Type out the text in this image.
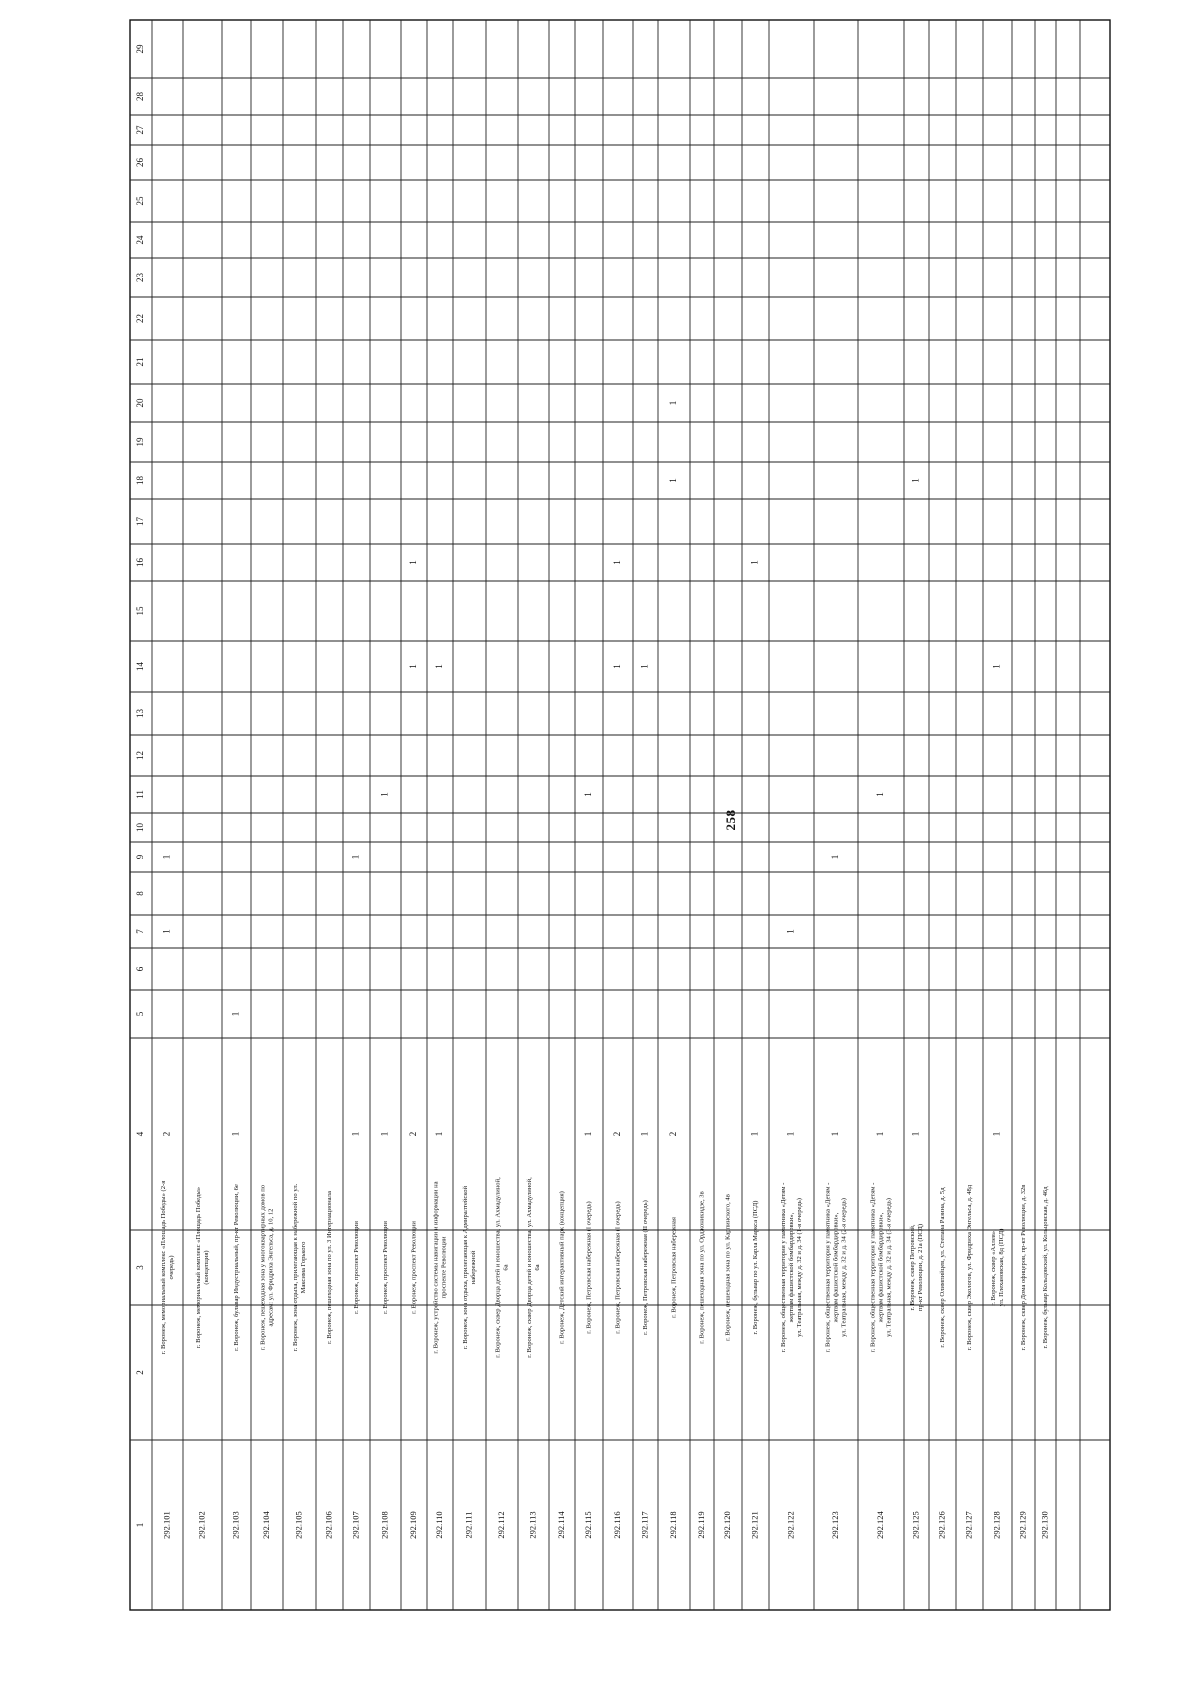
258
29
28
27
26
25
24
23
22
21
20
19
18
17
16
15
14
13
12
11
10
9
8
7
6
5
4
3
2
1 292.101
г. Воронеж, мемориальный комплекс «Площадь Победы» (2-я очередь)
2
1
1
292.102
г. Воронеж, мемориальный комплекс «Площадь Победы» (концепция)
292.103
г. Воронеж, бульвар Индустриальный, пр-кт Революции, 6е
1
1
292.104
г. Воронеж, пешеходная зона у многоквартирных домов по адресам: ул. Фридриха Энгельса, д. 10, 12
292.105
г. Воронеж, зона отдыха, прилегающая к набережной по ул. Максима Горького
292.106
г. Воронеж, пешеходная зона по ул. 3 Интернационала
292.107
г. Воронеж, проспект Революции
1
1
292.108
г. Воронеж, проспект Революции
1
1
292.109
г. Воронеж, проспект Революции
2
1
1
292.110
г. Воронеж, устройство системы навигации и информации на проспекте Революции
1
1
292.111
г. Воронеж, зона отдыха, прилегающая к Адмиралтейской набережной
292.112
г. Воронеж, сквер Дворца детей и юношества, ул. Ахмадулиной, 6а
292.113
г. Воронеж, сквер Дворца детей и юношества, ул. Ахмадулиной, 6а
292.114
г. Воронеж, Детский интерактивный парк (концепция)
292.115
г. Воронеж, Петровская набережная (I очередь)
1
1
292.116
г. Воронеж, Петровская набережная (I очередь)
2
1
1
292.117
г. Воронеж, Петровская набережная (II очередь)
1
1
292.118
г. Воронеж, Петровская набережная
2
1
1
292.119
г. Воронеж, пешеходная зона по ул. Орджоникидзе, 3в
292.120
г. Воронеж, пешеходная зона по ул. Карпинского, 4в
292.121
г. Воронеж, бульвар по ул. Карла Маркса (ПСД)
1
1
292.122
г. Воронеж, общественная территория у памятника «Детям - жертвам фашистской бомбардировки», ул. Театральная, между д. 32 и д. 34 (1-я очередь)
1
1
292.123
г. Воронеж, общественная территория у памятника «Детям - жертвам фашистской бомбардировки», ул. Театральная, между д. 32 и д. 34 (2-я очередь)
1
1
292.124
г. Воронеж, общественная территория у памятника «Детям - жертвам фашистской бомбардировки», ул. Театральная, между д. 32 и д. 34 (3-я очередь)
1
1
292.125
г. Воронеж, сквер Петровский, пр-кт Революции, д. 21а (ПСД)
1
1
292.126
г. Воронеж, сквер Олимпийцев, ул. Степана Разина, д. 5д
292.127
г. Воронеж, сквер Экологов, ул. Фридриха Энгельса, д. 48д
292.128
г. Воронеж, сквер «Аллея», ул. Плехановская, 8д (ПСД)
1
1
292.129
г. Воронеж, сквер Дома офицеров, пр-кт Революции, д. 32в
292.130
г. Воронеж, бульвар Кольцовский, ул. Кольцовская, д. 46д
· · · · · · ·
**WHAT THIS TASK INVOLVES**: Keep the pictures out of your copy, and repeat every entry above exactly.

**SOLUTION TO THE PROBLEM**:
Type out the text in this image.
258
29
28
27
26
25
24
23
22
21
20
19
18
17
16
15
14
13
12
11
10
9
8
7
6
5
4
3
2
1 292.101
г. Воронеж, мемориальный комплекс «Площадь Победы» (2-я очередь)
2
1
1
292.102
г. Воронеж, мемориальный комплекс «Площадь Победы» (концепция)
292.103
г. Воронеж, бульвар Индустриальный, пр-кт Революции, 6е
1
1
292.104
г. Воронеж, пешеходная зона у многоквартирных домов по адресам: ул. Фридриха Энгельса, д. 10, 12
292.105
г. Воронеж, зона отдыха, прилегающая к набережной по ул. Максима Горького
292.106
г. Воронеж, пешеходная зона по ул. 3 Интернационала
292.107
г. Воронеж, проспект Революции
1
1
292.108
г. Воронеж, проспект Революции
1
1
292.109
г. Воронеж, проспект Революции
2
1
1
292.110
г. Воронеж, устройство системы навигации и информации на проспекте Революции
1
1
292.111
г. Воронеж, зона отдыха, прилегающая к Адмиралтейской набережной
292.112
г. Воронеж, сквер Дворца детей и юношества, ул. Ахмадулиной, 6а
292.113
г. Воронеж, сквер Дворца детей и юношества, ул. Ахмадулиной, 6а
292.114
г. Воронеж, Детский интерактивный парк (концепция)
292.115
г. Воронеж, Петровская набережная (I очередь)
1
1
292.116
г. Воронеж, Петровская набережная (I очередь)
2
1
1
292.117
г. Воронеж, Петровская набережная (II очередь)
1
1
292.118
г. Воронеж, Петровская набережная
2
1
1
292.119
г. Воронеж, пешеходная зона по ул. Орджоникидзе, 3в
292.120
г. Воронеж, пешеходная зона по ул. Карпинского, 4в
292.121
г. Воронеж, бульвар по ул. Карла Маркса (ПСД)
1
1
292.122
г. Воронеж, общественная территория у памятника «Детям - жертвам фашистской бомбардировки», ул. Театральная, между д. 32 и д. 34 (1-я очередь)
1
1
292.123
г. Воронеж, общественная территория у памятника «Детям - жертвам фашистской бомбардировки», ул. Театральная, между д. 32 и д. 34 (2-я очередь)
1
1
292.124
г. Воронеж, общественная территория у памятника «Детям - жертвам фашистской бомбардировки», ул. Театральная, между д. 32 и д. 34 (3-я очередь)
1
1
292.125
г. Воронеж, сквер Петровский, пр-кт Революции, д. 21а (ПСД)
1
1
292.126
г. Воронеж, сквер Олимпийцев, ул. Степана Разина, д. 5д
292.127
г. Воронеж, сквер Экологов, ул. Фридриха Энгельса, д. 48д
292.128
г. Воронеж, сквер «Аллея», ул. Плехановская, 8д (ПСД)
1
1
292.129
г. Воронеж, сквер Дома офицеров, пр-кт Революции, д. 32в
292.130
г. Воронеж, бульвар Кольцовский, ул. Кольцовская, д. 46д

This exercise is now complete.